Your task is to print the material below exactly as presented.

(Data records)
******

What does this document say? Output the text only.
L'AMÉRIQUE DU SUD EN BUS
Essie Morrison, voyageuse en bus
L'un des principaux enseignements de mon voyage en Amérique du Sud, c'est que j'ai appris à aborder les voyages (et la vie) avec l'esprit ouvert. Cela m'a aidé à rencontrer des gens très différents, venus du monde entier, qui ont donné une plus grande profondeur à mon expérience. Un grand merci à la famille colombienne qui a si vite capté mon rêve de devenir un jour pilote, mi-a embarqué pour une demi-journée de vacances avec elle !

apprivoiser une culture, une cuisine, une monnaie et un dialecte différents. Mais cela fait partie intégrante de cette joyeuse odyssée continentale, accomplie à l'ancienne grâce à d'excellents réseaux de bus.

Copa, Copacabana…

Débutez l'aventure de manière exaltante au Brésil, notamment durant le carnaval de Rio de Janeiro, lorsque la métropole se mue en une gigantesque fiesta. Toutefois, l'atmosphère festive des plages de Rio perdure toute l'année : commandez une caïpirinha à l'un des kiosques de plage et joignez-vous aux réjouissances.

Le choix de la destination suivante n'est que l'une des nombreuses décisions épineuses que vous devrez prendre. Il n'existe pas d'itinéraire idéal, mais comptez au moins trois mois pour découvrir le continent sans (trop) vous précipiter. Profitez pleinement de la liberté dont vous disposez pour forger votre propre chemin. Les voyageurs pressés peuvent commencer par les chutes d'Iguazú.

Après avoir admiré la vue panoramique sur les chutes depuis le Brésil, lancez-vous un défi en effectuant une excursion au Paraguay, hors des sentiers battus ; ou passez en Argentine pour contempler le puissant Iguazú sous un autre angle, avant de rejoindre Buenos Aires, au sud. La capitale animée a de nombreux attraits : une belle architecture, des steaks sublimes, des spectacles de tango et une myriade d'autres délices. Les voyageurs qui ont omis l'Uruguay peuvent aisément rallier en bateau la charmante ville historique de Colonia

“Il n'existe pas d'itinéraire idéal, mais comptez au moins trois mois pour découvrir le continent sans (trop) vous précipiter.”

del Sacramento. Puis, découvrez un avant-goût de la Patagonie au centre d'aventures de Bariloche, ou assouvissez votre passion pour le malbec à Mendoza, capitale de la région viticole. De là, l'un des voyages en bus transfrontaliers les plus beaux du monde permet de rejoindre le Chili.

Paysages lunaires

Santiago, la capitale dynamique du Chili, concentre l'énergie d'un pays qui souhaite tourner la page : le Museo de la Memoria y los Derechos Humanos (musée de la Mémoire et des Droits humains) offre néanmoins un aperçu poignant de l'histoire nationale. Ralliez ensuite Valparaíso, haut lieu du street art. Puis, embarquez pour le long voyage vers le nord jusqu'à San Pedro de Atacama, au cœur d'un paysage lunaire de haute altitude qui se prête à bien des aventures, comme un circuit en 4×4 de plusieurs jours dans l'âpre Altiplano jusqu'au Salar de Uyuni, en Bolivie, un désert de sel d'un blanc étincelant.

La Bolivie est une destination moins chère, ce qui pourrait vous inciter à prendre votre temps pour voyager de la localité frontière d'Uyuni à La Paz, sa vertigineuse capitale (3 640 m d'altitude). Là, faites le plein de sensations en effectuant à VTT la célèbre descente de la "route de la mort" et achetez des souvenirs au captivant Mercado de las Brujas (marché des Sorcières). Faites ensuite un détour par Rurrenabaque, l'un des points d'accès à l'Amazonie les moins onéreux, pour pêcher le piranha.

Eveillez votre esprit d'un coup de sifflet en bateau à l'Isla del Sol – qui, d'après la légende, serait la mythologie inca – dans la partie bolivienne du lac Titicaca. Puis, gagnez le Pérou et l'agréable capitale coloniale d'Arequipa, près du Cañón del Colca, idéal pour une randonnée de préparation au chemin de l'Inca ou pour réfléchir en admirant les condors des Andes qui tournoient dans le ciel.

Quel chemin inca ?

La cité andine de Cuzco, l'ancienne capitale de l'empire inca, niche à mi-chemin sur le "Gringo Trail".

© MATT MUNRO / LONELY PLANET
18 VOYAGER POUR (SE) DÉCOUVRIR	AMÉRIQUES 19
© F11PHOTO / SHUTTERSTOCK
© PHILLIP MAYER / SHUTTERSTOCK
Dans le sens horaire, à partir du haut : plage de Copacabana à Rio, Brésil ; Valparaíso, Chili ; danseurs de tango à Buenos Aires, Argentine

******

**TASK RESULT:**
What does this document say? Output the text only.
L'AMÉRIQUE DU SUD EN BUS
Essie Morrison, voyageuse en bus
L'un des principaux enseignements de mon voyage en Amérique du Sud, c'est que j'ai appris à aborder les voyages (et la vie) avec l'esprit ouvert. Cela m'a aidé à rencontrer des gens très différents, venus du monde entier, qui ont donné une plus grande profondeur à mon expérience. Un grand merci à la famille colombienne qui a si vite capté mon rêve de devenir un jour pilote, mi-a embarqué pour une demi-journée de vacances avec elle !

apprivoiser une culture, une cuisine, une monnaie et un dialecte différents. Mais cela fait partie intégrante de cette joyeuse odyssée continentale, accomplie à l'ancienne grâce à d'excellents réseaux de bus.

Copa, Copacabana…

Débutez l'aventure de manière exaltante au Brésil, notamment durant le carnaval de Rio de Janeiro, lorsque la métropole se mue en une gigantesque fiesta. Toutefois, l'atmosphère festive des plages de Rio perdure toute l'année : commandez une caïpirinha à l'un des kiosques de plage et joignez-vous aux réjouissances.

Le choix de la destination suivante n'est que l'une des nombreuses décisions épineuses que vous devrez prendre. Il n'existe pas d'itinéraire idéal, mais comptez au moins trois mois pour découvrir le continent sans (trop) vous précipiter. Profitez pleinement de la liberté dont vous disposez pour forger votre propre chemin. Les voyageurs pressés peuvent commencer par les chutes d'Iguazú.

Après avoir admiré la vue panoramique sur les chutes depuis le Brésil, lancez-vous un défi en effectuant une excursion au Paraguay, hors des sentiers battus ; ou passez en Argentine pour contempler le puissant Iguazú sous un autre angle, avant de rejoindre Buenos Aires, au sud. La capitale animée a de nombreux attraits : une belle architecture, des steaks sublimes, des spectacles de tango et une myriade d'autres délices. Les voyageurs qui ont omis l'Uruguay peuvent aisément rallier en bateau la charmante ville historique de Colonia

“Il n'existe pas d'itinéraire idéal, mais comptez au moins trois mois pour découvrir le continent sans (trop) vous précipiter.”

del Sacramento. Puis, découvrez un avant-goût de la Patagonie au centre d'aventures de Bariloche, ou assouvissez votre passion pour le malbec à Mendoza, capitale de la région viticole. De là, l'un des voyages en bus transfrontaliers les plus beaux du monde permet de rejoindre le Chili.

Paysages lunaires

Santiago, la capitale dynamique du Chili, concentre l'énergie d'un pays qui souhaite tourner la page : le Museo de la Memoria y los Derechos Humanos (musée de la Mémoire et des Droits humains) offre néanmoins un aperçu poignant de l'histoire nationale. Ralliez ensuite Valparaíso, haut lieu du street art. Puis, embarquez pour le long voyage vers le nord jusqu'à San Pedro de Atacama, au cœur d'un paysage lunaire de haute altitude qui se prête à bien des aventures, comme un circuit en 4×4 de plusieurs jours dans l'âpre Altiplano jusqu'au Salar de Uyuni, en Bolivie, un désert de sel d'un blanc étincelant.

La Bolivie est une destination moins chère, ce qui pourrait vous inciter à prendre votre temps pour voyager de la localité frontière d'Uyuni à La Paz, sa vertigineuse capitale (3 640 m d'altitude). Là, faites le plein de sensations en effectuant à VTT la célèbre descente de la "route de la mort" et achetez des souvenirs au captivant Mercado de las Brujas (marché des Sorcières). Faites ensuite un détour par Rurrenabaque, l'un des points d'accès à l'Amazonie les moins onéreux, pour pêcher le piranha.

Eveillez votre esprit d'un coup de sifflet en bateau à l'Isla del Sol – qui, d'après la légende, serait la mythologie inca – dans la partie bolivienne du lac Titicaca. Puis, gagnez le Pérou et l'agréable capitale coloniale d'Arequipa, près du Cañón del Colca, idéal pour une randonnée de préparation au chemin de l'Inca ou pour réfléchir en admirant les condors des Andes qui tournoient dans le ciel.

Quel chemin inca ?

La cité andine de Cuzco, l'ancienne capitale de l'empire inca, niche à mi-chemin sur le "Gringo Trail".

© MATT MUNRO / LONELY PLANET
18 VOYAGER POUR (SE) DÉCOUVRIR	AMÉRIQUES 19
© F11PHOTO / SHUTTERSTOCK
© PHILLIP MAYER / SHUTTERSTOCK
Dans le sens horaire, à partir du haut : plage de Copacabana à Rio, Brésil ; Valparaíso, Chili ; danseurs de tango à Buenos Aires, Argentine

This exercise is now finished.